SET PROBLEM: Say how many lines of these entries include the word "title", and answer with the number alone.

━━━ MATERIAL FOR THIS TASK ━━━

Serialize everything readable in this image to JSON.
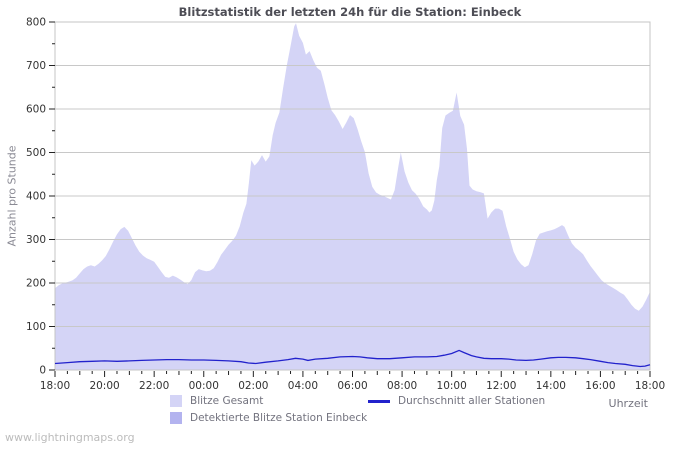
{
  "title": "Blitzstatistik der letzten 24h für die Station: Einbeck",
  "watermark": "www.lightningmaps.org",
  "axes": {
    "y_label": "Anzahl pro Stunde",
    "x_label": "Uhrzeit"
  },
  "legend": {
    "total": {
      "label": "Blitze Gesamt"
    },
    "detected": {
      "label": "Detektierte Blitze Station Einbeck"
    },
    "average": {
      "label": "Durchschnitt aller Stationen"
    }
  },
  "colors": {
    "total_fill": "#d4d4f6",
    "detected_fill": "#b3b3ef",
    "average_line": "#2222cc",
    "grid": "#c8c8c8",
    "frame": "#c4c4c4",
    "tick": "#222222"
  },
  "chart_data": {
    "type": "area",
    "title": "Blitzstatistik der letzten 24h für die Station: Einbeck",
    "xlabel": "Uhrzeit",
    "ylabel": "Anzahl pro Stunde",
    "ylim": [
      0,
      800
    ],
    "ytick_step": 100,
    "ytick_labels": [
      "0",
      "100",
      "200",
      "300",
      "400",
      "500",
      "600",
      "700",
      "800"
    ],
    "x_span_hours": 24,
    "xtick_step_hours": 2,
    "xtick_labels": [
      "18:00",
      "20:00",
      "22:00",
      "00:00",
      "02:00",
      "04:00",
      "06:00",
      "08:00",
      "10:00",
      "12:00",
      "14:00",
      "16:00",
      "18:00"
    ],
    "grid": "horizontal",
    "legend_position": "bottom",
    "series": [
      {
        "name": "Blitze Gesamt",
        "type": "area",
        "color_key": "total_fill",
        "points": [
          [
            0,
            188
          ],
          [
            0.15,
            195
          ],
          [
            0.3,
            199
          ],
          [
            0.5,
            202
          ],
          [
            0.7,
            206
          ],
          [
            0.85,
            212
          ],
          [
            1,
            222
          ],
          [
            1.15,
            232
          ],
          [
            1.3,
            238
          ],
          [
            1.45,
            241
          ],
          [
            1.6,
            238
          ],
          [
            1.75,
            244
          ],
          [
            1.9,
            252
          ],
          [
            2.05,
            262
          ],
          [
            2.2,
            278
          ],
          [
            2.35,
            296
          ],
          [
            2.5,
            312
          ],
          [
            2.65,
            324
          ],
          [
            2.8,
            329
          ],
          [
            2.95,
            320
          ],
          [
            3.1,
            303
          ],
          [
            3.25,
            286
          ],
          [
            3.4,
            272
          ],
          [
            3.55,
            263
          ],
          [
            3.7,
            257
          ],
          [
            3.85,
            253
          ],
          [
            4,
            249
          ],
          [
            4.15,
            237
          ],
          [
            4.3,
            225
          ],
          [
            4.45,
            214
          ],
          [
            4.6,
            212
          ],
          [
            4.75,
            217
          ],
          [
            4.9,
            213
          ],
          [
            5.05,
            208
          ],
          [
            5.2,
            202
          ],
          [
            5.35,
            197
          ],
          [
            5.5,
            207
          ],
          [
            5.65,
            225
          ],
          [
            5.8,
            232
          ],
          [
            5.95,
            229
          ],
          [
            6.1,
            227
          ],
          [
            6.25,
            228
          ],
          [
            6.4,
            234
          ],
          [
            6.55,
            248
          ],
          [
            6.7,
            265
          ],
          [
            6.85,
            276
          ],
          [
            7,
            288
          ],
          [
            7.15,
            297
          ],
          [
            7.3,
            309
          ],
          [
            7.45,
            330
          ],
          [
            7.6,
            362
          ],
          [
            7.72,
            382
          ],
          [
            7.82,
            430
          ],
          [
            7.92,
            482
          ],
          [
            8.05,
            470
          ],
          [
            8.2,
            479
          ],
          [
            8.35,
            494
          ],
          [
            8.5,
            479
          ],
          [
            8.65,
            491
          ],
          [
            8.78,
            540
          ],
          [
            8.9,
            568
          ],
          [
            9.05,
            592
          ],
          [
            9.2,
            648
          ],
          [
            9.35,
            700
          ],
          [
            9.5,
            744
          ],
          [
            9.65,
            790
          ],
          [
            9.72,
            797
          ],
          [
            9.85,
            768
          ],
          [
            10,
            752
          ],
          [
            10.12,
            725
          ],
          [
            10.27,
            733
          ],
          [
            10.42,
            712
          ],
          [
            10.57,
            695
          ],
          [
            10.72,
            688
          ],
          [
            10.87,
            656
          ],
          [
            11,
            626
          ],
          [
            11.15,
            597
          ],
          [
            11.3,
            586
          ],
          [
            11.45,
            571
          ],
          [
            11.6,
            554
          ],
          [
            11.75,
            569
          ],
          [
            11.9,
            586
          ],
          [
            12.05,
            579
          ],
          [
            12.2,
            554
          ],
          [
            12.35,
            526
          ],
          [
            12.5,
            501
          ],
          [
            12.65,
            452
          ],
          [
            12.8,
            421
          ],
          [
            12.95,
            408
          ],
          [
            13.1,
            403
          ],
          [
            13.25,
            400
          ],
          [
            13.4,
            396
          ],
          [
            13.55,
            392
          ],
          [
            13.7,
            413
          ],
          [
            13.85,
            468
          ],
          [
            13.95,
            500
          ],
          [
            14.1,
            456
          ],
          [
            14.25,
            431
          ],
          [
            14.4,
            413
          ],
          [
            14.55,
            405
          ],
          [
            14.7,
            393
          ],
          [
            14.85,
            376
          ],
          [
            15,
            369
          ],
          [
            15.1,
            362
          ],
          [
            15.2,
            367
          ],
          [
            15.3,
            389
          ],
          [
            15.4,
            436
          ],
          [
            15.5,
            468
          ],
          [
            15.62,
            556
          ],
          [
            15.75,
            585
          ],
          [
            15.9,
            591
          ],
          [
            16.05,
            596
          ],
          [
            16.2,
            638
          ],
          [
            16.35,
            584
          ],
          [
            16.5,
            564
          ],
          [
            16.62,
            508
          ],
          [
            16.72,
            424
          ],
          [
            16.85,
            415
          ],
          [
            17,
            411
          ],
          [
            17.15,
            409
          ],
          [
            17.3,
            406
          ],
          [
            17.45,
            348
          ],
          [
            17.6,
            362
          ],
          [
            17.75,
            371
          ],
          [
            17.9,
            371
          ],
          [
            18.05,
            366
          ],
          [
            18.2,
            330
          ],
          [
            18.35,
            302
          ],
          [
            18.5,
            272
          ],
          [
            18.65,
            254
          ],
          [
            18.8,
            243
          ],
          [
            18.95,
            236
          ],
          [
            19.1,
            241
          ],
          [
            19.25,
            266
          ],
          [
            19.4,
            298
          ],
          [
            19.55,
            313
          ],
          [
            19.7,
            316
          ],
          [
            19.85,
            319
          ],
          [
            20,
            321
          ],
          [
            20.15,
            324
          ],
          [
            20.3,
            328
          ],
          [
            20.45,
            333
          ],
          [
            20.55,
            329
          ],
          [
            20.7,
            309
          ],
          [
            20.85,
            291
          ],
          [
            21,
            281
          ],
          [
            21.15,
            274
          ],
          [
            21.3,
            266
          ],
          [
            21.45,
            252
          ],
          [
            21.6,
            239
          ],
          [
            21.75,
            228
          ],
          [
            21.9,
            217
          ],
          [
            22.05,
            206
          ],
          [
            22.2,
            199
          ],
          [
            22.35,
            194
          ],
          [
            22.5,
            189
          ],
          [
            22.65,
            184
          ],
          [
            22.8,
            178
          ],
          [
            22.95,
            173
          ],
          [
            23.1,
            162
          ],
          [
            23.25,
            150
          ],
          [
            23.4,
            141
          ],
          [
            23.55,
            136
          ],
          [
            23.7,
            146
          ],
          [
            23.85,
            162
          ],
          [
            24,
            180
          ]
        ]
      },
      {
        "name": "Detektierte Blitze Station Einbeck",
        "type": "area",
        "color_key": "detected_fill",
        "points": [
          [
            0,
            0
          ],
          [
            6,
            0
          ],
          [
            12,
            0
          ],
          [
            18,
            0
          ],
          [
            24,
            0
          ]
        ]
      },
      {
        "name": "Durchschnitt aller Stationen",
        "type": "line",
        "color_key": "average_line",
        "points": [
          [
            0,
            15
          ],
          [
            0.5,
            17
          ],
          [
            1,
            19
          ],
          [
            1.5,
            20
          ],
          [
            2,
            21
          ],
          [
            2.5,
            20
          ],
          [
            3,
            21
          ],
          [
            3.5,
            22
          ],
          [
            4,
            23
          ],
          [
            4.5,
            24
          ],
          [
            5,
            24
          ],
          [
            5.5,
            23
          ],
          [
            6,
            23
          ],
          [
            6.5,
            22
          ],
          [
            7,
            21
          ],
          [
            7.5,
            19
          ],
          [
            7.8,
            16
          ],
          [
            8.1,
            15
          ],
          [
            8.5,
            18
          ],
          [
            9,
            21
          ],
          [
            9.4,
            24
          ],
          [
            9.7,
            27
          ],
          [
            10,
            25
          ],
          [
            10.2,
            22
          ],
          [
            10.5,
            25
          ],
          [
            11,
            27
          ],
          [
            11.5,
            30
          ],
          [
            12,
            31
          ],
          [
            12.3,
            30
          ],
          [
            12.6,
            28
          ],
          [
            13,
            26
          ],
          [
            13.5,
            26
          ],
          [
            14,
            28
          ],
          [
            14.5,
            30
          ],
          [
            15,
            30
          ],
          [
            15.4,
            31
          ],
          [
            15.7,
            34
          ],
          [
            16,
            38
          ],
          [
            16.3,
            45
          ],
          [
            16.5,
            40
          ],
          [
            16.8,
            33
          ],
          [
            17,
            30
          ],
          [
            17.3,
            27
          ],
          [
            17.6,
            26
          ],
          [
            18,
            26
          ],
          [
            18.3,
            25
          ],
          [
            18.6,
            23
          ],
          [
            19,
            22
          ],
          [
            19.3,
            23
          ],
          [
            19.6,
            25
          ],
          [
            20,
            28
          ],
          [
            20.3,
            29
          ],
          [
            20.6,
            29
          ],
          [
            21,
            28
          ],
          [
            21.3,
            26
          ],
          [
            21.6,
            24
          ],
          [
            22,
            20
          ],
          [
            22.3,
            17
          ],
          [
            22.6,
            15
          ],
          [
            23,
            13
          ],
          [
            23.3,
            10
          ],
          [
            23.6,
            8
          ],
          [
            23.8,
            9
          ],
          [
            24,
            12
          ]
        ]
      }
    ]
  }
}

━━━

TASK RESPONSE: 2